[START PROVIDED MATERIAL]
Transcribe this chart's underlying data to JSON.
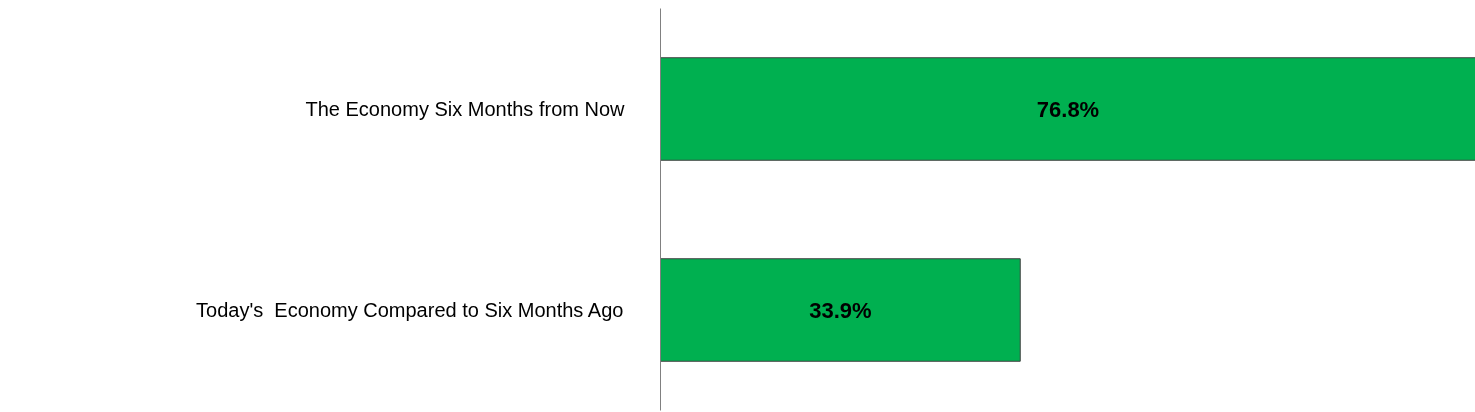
{
  "chart_data": {
    "type": "bar",
    "orientation": "horizontal",
    "categories": [
      "The Economy Six Months from Now",
      "Today's  Economy Compared to Six Months Ago"
    ],
    "values": [
      76.8,
      33.9
    ],
    "value_labels": [
      "76.8%",
      "33.9%"
    ],
    "color": "#00b050",
    "grid": false
  }
}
[END PROVIDED MATERIAL]
### PROBLEM DESCRIPTION
Transcribe the full listing character for character. Pictures are excluded.

### FINISHED ANSWER
Transcribe this chart's underlying data to JSON.
{
  "chart_data": {
    "type": "bar",
    "orientation": "horizontal",
    "categories": [
      "The Economy Six Months from Now",
      "Today's  Economy Compared to Six Months Ago"
    ],
    "values": [
      76.8,
      33.9
    ],
    "value_labels": [
      "76.8%",
      "33.9%"
    ],
    "color": "#00b050",
    "grid": false
  }
}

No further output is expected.